AIM: Your task is to print all of the material verbatim.

DATASET EXTRACT:
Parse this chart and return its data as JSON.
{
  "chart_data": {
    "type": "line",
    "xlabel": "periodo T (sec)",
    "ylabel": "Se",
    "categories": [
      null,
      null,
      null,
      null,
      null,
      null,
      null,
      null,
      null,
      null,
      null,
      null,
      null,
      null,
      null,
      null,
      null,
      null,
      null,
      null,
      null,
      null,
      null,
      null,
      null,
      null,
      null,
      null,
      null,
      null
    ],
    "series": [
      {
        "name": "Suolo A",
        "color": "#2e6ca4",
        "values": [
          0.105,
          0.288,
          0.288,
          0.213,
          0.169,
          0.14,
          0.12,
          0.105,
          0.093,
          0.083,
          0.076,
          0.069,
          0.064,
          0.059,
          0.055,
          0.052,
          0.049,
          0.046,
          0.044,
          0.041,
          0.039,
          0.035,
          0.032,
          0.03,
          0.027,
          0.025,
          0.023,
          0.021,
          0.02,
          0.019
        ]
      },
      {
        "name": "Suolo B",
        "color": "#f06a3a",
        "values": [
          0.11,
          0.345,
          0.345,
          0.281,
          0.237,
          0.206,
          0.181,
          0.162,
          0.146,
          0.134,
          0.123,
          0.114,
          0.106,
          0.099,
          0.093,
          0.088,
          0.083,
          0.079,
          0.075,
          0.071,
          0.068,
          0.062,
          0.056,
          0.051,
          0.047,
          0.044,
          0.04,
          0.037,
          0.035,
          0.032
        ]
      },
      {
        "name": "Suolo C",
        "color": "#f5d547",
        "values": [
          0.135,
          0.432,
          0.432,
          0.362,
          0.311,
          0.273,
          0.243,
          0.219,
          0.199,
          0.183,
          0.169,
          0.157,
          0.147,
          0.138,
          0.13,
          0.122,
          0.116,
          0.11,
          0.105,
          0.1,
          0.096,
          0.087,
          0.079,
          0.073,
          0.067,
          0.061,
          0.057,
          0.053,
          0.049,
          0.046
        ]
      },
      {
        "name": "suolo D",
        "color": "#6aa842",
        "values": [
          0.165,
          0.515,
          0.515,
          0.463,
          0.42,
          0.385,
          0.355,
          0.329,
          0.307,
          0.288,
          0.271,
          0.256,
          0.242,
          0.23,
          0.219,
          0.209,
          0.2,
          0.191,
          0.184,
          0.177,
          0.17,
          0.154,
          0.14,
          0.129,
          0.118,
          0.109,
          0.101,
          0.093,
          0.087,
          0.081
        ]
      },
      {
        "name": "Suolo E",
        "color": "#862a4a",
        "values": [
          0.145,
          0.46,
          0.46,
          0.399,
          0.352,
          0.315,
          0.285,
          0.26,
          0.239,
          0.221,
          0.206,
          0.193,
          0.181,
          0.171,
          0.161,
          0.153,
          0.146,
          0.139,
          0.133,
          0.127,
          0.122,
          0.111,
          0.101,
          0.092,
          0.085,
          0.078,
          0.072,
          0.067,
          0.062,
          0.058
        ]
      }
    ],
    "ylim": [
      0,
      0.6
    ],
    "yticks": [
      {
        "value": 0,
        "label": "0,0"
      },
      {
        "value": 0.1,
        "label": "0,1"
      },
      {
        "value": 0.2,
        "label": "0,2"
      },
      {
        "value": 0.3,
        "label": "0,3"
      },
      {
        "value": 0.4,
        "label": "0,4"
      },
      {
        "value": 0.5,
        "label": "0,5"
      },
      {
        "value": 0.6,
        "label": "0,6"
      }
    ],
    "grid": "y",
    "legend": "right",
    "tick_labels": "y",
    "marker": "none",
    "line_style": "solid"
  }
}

WRITTEN SOLUTION:
Parse this chart and return its data as JSON.
{
  "chart_data": {
    "type": "line",
    "xlabel": "periodo T (sec)",
    "ylabel": "Se",
    "categories": [
      null,
      null,
      null,
      null,
      null,
      null,
      null,
      null,
      null,
      null,
      null,
      null,
      null,
      null,
      null,
      null,
      null,
      null,
      null,
      null,
      null,
      null,
      null,
      null,
      null,
      null,
      null,
      null,
      null,
      null
    ],
    "series": [
      {
        "name": "Suolo A",
        "color": "#2e6ca4",
        "values": [
          0.105,
          0.288,
          0.288,
          0.213,
          0.169,
          0.14,
          0.12,
          0.105,
          0.093,
          0.083,
          0.076,
          0.069,
          0.064,
          0.059,
          0.055,
          0.052,
          0.049,
          0.046,
          0.044,
          0.041,
          0.039,
          0.035,
          0.032,
          0.03,
          0.027,
          0.025,
          0.023,
          0.021,
          0.02,
          0.019
        ]
      },
      {
        "name": "Suolo B",
        "color": "#f06a3a",
        "values": [
          0.11,
          0.345,
          0.345,
          0.281,
          0.237,
          0.206,
          0.181,
          0.162,
          0.146,
          0.134,
          0.123,
          0.114,
          0.106,
          0.099,
          0.093,
          0.088,
          0.083,
          0.079,
          0.075,
          0.071,
          0.068,
          0.062,
          0.056,
          0.051,
          0.047,
          0.044,
          0.04,
          0.037,
          0.035,
          0.032
        ]
      },
      {
        "name": "Suolo C",
        "color": "#f5d547",
        "values": [
          0.135,
          0.432,
          0.432,
          0.362,
          0.311,
          0.273,
          0.243,
          0.219,
          0.199,
          0.183,
          0.169,
          0.157,
          0.147,
          0.138,
          0.13,
          0.122,
          0.116,
          0.11,
          0.105,
          0.1,
          0.096,
          0.087,
          0.079,
          0.073,
          0.067,
          0.061,
          0.057,
          0.053,
          0.049,
          0.046
        ]
      },
      {
        "name": "suolo D",
        "color": "#6aa842",
        "values": [
          0.165,
          0.515,
          0.515,
          0.463,
          0.42,
          0.385,
          0.355,
          0.329,
          0.307,
          0.288,
          0.271,
          0.256,
          0.242,
          0.23,
          0.219,
          0.209,
          0.2,
          0.191,
          0.184,
          0.177,
          0.17,
          0.154,
          0.14,
          0.129,
          0.118,
          0.109,
          0.101,
          0.093,
          0.087,
          0.081
        ]
      },
      {
        "name": "Suolo E",
        "color": "#862a4a",
        "values": [
          0.145,
          0.46,
          0.46,
          0.399,
          0.352,
          0.315,
          0.285,
          0.26,
          0.239,
          0.221,
          0.206,
          0.193,
          0.181,
          0.171,
          0.161,
          0.153,
          0.146,
          0.139,
          0.133,
          0.127,
          0.122,
          0.111,
          0.101,
          0.092,
          0.085,
          0.078,
          0.072,
          0.067,
          0.062,
          0.058
        ]
      }
    ],
    "ylim": [
      0,
      0.6
    ],
    "yticks": [
      {
        "value": 0,
        "label": "0,0"
      },
      {
        "value": 0.1,
        "label": "0,1"
      },
      {
        "value": 0.2,
        "label": "0,2"
      },
      {
        "value": 0.3,
        "label": "0,3"
      },
      {
        "value": 0.4,
        "label": "0,4"
      },
      {
        "value": 0.5,
        "label": "0,5"
      },
      {
        "value": 0.6,
        "label": "0,6"
      }
    ],
    "grid": "y",
    "legend": "right",
    "tick_labels": "y",
    "marker": "none",
    "line_style": "solid"
  }
}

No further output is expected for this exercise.